◆ Data extract ◆
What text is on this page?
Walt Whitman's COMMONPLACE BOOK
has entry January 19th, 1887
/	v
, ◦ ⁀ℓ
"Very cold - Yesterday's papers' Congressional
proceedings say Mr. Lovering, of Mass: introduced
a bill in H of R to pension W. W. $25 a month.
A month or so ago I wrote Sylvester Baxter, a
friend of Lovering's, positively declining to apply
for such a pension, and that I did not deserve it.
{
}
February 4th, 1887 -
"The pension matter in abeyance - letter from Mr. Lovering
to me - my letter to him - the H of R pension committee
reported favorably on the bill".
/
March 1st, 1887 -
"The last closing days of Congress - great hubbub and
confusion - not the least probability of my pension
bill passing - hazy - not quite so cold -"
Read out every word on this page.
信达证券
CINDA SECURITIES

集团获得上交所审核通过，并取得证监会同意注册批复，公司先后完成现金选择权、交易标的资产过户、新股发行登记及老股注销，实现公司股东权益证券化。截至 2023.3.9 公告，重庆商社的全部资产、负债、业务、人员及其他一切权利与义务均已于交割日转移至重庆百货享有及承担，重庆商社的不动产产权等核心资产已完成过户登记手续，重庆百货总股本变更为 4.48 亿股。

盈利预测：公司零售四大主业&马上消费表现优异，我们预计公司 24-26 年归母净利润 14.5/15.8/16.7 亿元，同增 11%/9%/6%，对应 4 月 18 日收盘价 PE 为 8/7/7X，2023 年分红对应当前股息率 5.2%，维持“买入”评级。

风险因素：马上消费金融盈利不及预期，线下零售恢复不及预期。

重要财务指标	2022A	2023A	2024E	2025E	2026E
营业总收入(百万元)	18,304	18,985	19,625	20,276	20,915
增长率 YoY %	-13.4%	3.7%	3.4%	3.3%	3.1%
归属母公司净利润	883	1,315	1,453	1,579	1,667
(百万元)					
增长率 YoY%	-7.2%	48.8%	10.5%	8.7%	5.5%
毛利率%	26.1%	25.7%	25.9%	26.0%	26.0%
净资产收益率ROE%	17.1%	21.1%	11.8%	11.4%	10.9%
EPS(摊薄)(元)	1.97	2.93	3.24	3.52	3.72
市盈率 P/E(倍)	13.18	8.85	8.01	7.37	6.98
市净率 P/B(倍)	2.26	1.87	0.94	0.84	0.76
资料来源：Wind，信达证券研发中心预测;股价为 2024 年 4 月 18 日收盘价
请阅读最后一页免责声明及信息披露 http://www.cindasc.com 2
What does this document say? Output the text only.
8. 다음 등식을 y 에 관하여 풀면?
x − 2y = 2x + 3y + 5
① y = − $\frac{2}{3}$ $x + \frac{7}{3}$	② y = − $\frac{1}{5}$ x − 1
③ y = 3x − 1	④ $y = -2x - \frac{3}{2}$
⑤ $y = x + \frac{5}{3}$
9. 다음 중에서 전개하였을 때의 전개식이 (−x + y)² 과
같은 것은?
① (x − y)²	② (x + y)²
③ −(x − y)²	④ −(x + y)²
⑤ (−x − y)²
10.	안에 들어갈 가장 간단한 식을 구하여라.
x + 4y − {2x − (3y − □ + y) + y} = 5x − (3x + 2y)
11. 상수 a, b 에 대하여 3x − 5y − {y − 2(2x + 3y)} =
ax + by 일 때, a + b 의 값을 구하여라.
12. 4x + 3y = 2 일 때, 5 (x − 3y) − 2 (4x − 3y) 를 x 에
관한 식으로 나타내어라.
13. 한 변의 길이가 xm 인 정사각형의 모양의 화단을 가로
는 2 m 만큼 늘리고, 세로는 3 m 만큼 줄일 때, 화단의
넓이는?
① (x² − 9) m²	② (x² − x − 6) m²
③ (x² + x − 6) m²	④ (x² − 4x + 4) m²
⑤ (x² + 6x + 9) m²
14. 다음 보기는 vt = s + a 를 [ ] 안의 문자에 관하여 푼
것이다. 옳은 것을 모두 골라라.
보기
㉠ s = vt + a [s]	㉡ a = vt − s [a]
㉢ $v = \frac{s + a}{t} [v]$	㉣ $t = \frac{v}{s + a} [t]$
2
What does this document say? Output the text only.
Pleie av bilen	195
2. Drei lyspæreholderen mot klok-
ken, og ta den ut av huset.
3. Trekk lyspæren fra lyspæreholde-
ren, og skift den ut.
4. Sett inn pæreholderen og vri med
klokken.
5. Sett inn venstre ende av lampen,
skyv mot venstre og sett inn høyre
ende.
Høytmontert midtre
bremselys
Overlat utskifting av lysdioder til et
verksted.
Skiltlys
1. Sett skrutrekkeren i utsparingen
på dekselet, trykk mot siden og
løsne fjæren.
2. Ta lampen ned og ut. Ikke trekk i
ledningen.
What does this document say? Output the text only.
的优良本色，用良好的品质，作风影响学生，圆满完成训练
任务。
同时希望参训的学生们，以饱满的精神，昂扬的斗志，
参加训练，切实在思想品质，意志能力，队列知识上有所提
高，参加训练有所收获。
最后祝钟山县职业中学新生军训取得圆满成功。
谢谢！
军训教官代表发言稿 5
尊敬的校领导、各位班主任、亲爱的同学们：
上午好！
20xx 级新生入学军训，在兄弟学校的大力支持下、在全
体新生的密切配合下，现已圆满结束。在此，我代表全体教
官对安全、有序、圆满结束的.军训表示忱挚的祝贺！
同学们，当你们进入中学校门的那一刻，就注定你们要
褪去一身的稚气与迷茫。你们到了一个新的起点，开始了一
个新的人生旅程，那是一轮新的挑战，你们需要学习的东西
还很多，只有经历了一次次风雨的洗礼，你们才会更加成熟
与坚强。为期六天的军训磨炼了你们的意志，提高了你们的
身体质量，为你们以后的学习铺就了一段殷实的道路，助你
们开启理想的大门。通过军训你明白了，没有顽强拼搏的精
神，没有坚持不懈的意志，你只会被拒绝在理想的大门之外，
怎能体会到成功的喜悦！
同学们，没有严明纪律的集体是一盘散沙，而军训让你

◆ Short task ◆
Nothing may be left out: return each entry exactly as it reads.

◆ Answer in full ◆
What text is on this page?
Walt Whitman's COMMONPLACE BOOK
has entry January 19th, 1887
/	v
, ◦ ⁀ℓ
"Very cold - Yesterday's papers' Congressional
proceedings say Mr. Lovering, of Mass: introduced
a bill in H of R to pension W. W. $25 a month.
A month or so ago I wrote Sylvester Baxter, a
friend of Lovering's, positively declining to apply
for such a pension, and that I did not deserve it.
{
}
February 4th, 1887 -
"The pension matter in abeyance - letter from Mr. Lovering
to me - my letter to him - the H of R pension committee
reported favorably on the bill".
/
March 1st, 1887 -
"The last closing days of Congress - great hubbub and
confusion - not the least probability of my pension
bill passing - hazy - not quite so cold -"
Read out every word on this page.
信达证券
CINDA SECURITIES

集团获得上交所审核通过，并取得证监会同意注册批复，公司先后完成现金选择权、交易标的资产过户、新股发行登记及老股注销，实现公司股东权益证券化。截至 2023.3.9 公告，重庆商社的全部资产、负债、业务、人员及其他一切权利与义务均已于交割日转移至重庆百货享有及承担，重庆商社的不动产产权等核心资产已完成过户登记手续，重庆百货总股本变更为 4.48 亿股。

盈利预测：公司零售四大主业&马上消费表现优异，我们预计公司 24-26 年归母净利润 14.5/15.8/16.7 亿元，同增 11%/9%/6%，对应 4 月 18 日收盘价 PE 为 8/7/7X，2023 年分红对应当前股息率 5.2%，维持“买入”评级。

风险因素：马上消费金融盈利不及预期，线下零售恢复不及预期。

重要财务指标	2022A	2023A	2024E	2025E	2026E
营业总收入(百万元)	18,304	18,985	19,625	20,276	20,915
增长率 YoY %	-13.4%	3.7%	3.4%	3.3%	3.1%
归属母公司净利润	883	1,315	1,453	1,579	1,667
(百万元)					
增长率 YoY%	-7.2%	48.8%	10.5%	8.7%	5.5%
毛利率%	26.1%	25.7%	25.9%	26.0%	26.0%
净资产收益率ROE%	17.1%	21.1%	11.8%	11.4%	10.9%
EPS(摊薄)(元)	1.97	2.93	3.24	3.52	3.72
市盈率 P/E(倍)	13.18	8.85	8.01	7.37	6.98
市净率 P/B(倍)	2.26	1.87	0.94	0.84	0.76
资料来源：Wind，信达证券研发中心预测;股价为 2024 年 4 月 18 日收盘价
请阅读最后一页免责声明及信息披露 http://www.cindasc.com 2
What does this document say? Output the text only.
8. 다음 등식을 y 에 관하여 풀면?
x − 2y = 2x + 3y + 5
① y = − $\frac{2}{3}$ $x + \frac{7}{3}$	② y = − $\frac{1}{5}$ x − 1
③ y = 3x − 1	④ $y = -2x - \frac{3}{2}$
⑤ $y = x + \frac{5}{3}$
9. 다음 중에서 전개하였을 때의 전개식이 (−x + y)² 과
같은 것은?
① (x − y)²	② (x + y)²
③ −(x − y)²	④ −(x + y)²
⑤ (−x − y)²
10.	안에 들어갈 가장 간단한 식을 구하여라.
x + 4y − {2x − (3y − □ + y) + y} = 5x − (3x + 2y)
11. 상수 a, b 에 대하여 3x − 5y − {y − 2(2x + 3y)} =
ax + by 일 때, a + b 의 값을 구하여라.
12. 4x + 3y = 2 일 때, 5 (x − 3y) − 2 (4x − 3y) 를 x 에
관한 식으로 나타내어라.
13. 한 변의 길이가 xm 인 정사각형의 모양의 화단을 가로
는 2 m 만큼 늘리고, 세로는 3 m 만큼 줄일 때, 화단의
넓이는?
① (x² − 9) m²	② (x² − x − 6) m²
③ (x² + x − 6) m²	④ (x² − 4x + 4) m²
⑤ (x² + 6x + 9) m²
14. 다음 보기는 vt = s + a 를 [ ] 안의 문자에 관하여 푼
것이다. 옳은 것을 모두 골라라.
보기
㉠ s = vt + a [s]	㉡ a = vt − s [a]
㉢ $v = \frac{s + a}{t} [v]$	㉣ $t = \frac{v}{s + a} [t]$
2
What does this document say? Output the text only.
Pleie av bilen	195
2. Drei lyspæreholderen mot klok-
ken, og ta den ut av huset.
3. Trekk lyspæren fra lyspæreholde-
ren, og skift den ut.
4. Sett inn pæreholderen og vri med
klokken.
5. Sett inn venstre ende av lampen,
skyv mot venstre og sett inn høyre
ende.
Høytmontert midtre
bremselys
Overlat utskifting av lysdioder til et
verksted.
Skiltlys
1. Sett skrutrekkeren i utsparingen
på dekselet, trykk mot siden og
løsne fjæren.
2. Ta lampen ned og ut. Ikke trekk i
ledningen.
What does this document say? Output the text only.
的优良本色，用良好的品质，作风影响学生，圆满完成训练
任务。
同时希望参训的学生们，以饱满的精神，昂扬的斗志，
参加训练，切实在思想品质，意志能力，队列知识上有所提
高，参加训练有所收获。
最后祝钟山县职业中学新生军训取得圆满成功。
谢谢！
军训教官代表发言稿 5
尊敬的校领导、各位班主任、亲爱的同学们：
上午好！
20xx 级新生入学军训，在兄弟学校的大力支持下、在全
体新生的密切配合下，现已圆满结束。在此，我代表全体教
官对安全、有序、圆满结束的.军训表示忱挚的祝贺！
同学们，当你们进入中学校门的那一刻，就注定你们要
褪去一身的稚气与迷茫。你们到了一个新的起点，开始了一
个新的人生旅程，那是一轮新的挑战，你们需要学习的东西
还很多，只有经历了一次次风雨的洗礼，你们才会更加成熟
与坚强。为期六天的军训磨炼了你们的意志，提高了你们的
身体质量，为你们以后的学习铺就了一段殷实的道路，助你
们开启理想的大门。通过军训你明白了，没有顽强拼搏的精
神，没有坚持不懈的意志，你只会被拒绝在理想的大门之外，
怎能体会到成功的喜悦！
同学们，没有严明纪律的集体是一盘散沙，而军训让你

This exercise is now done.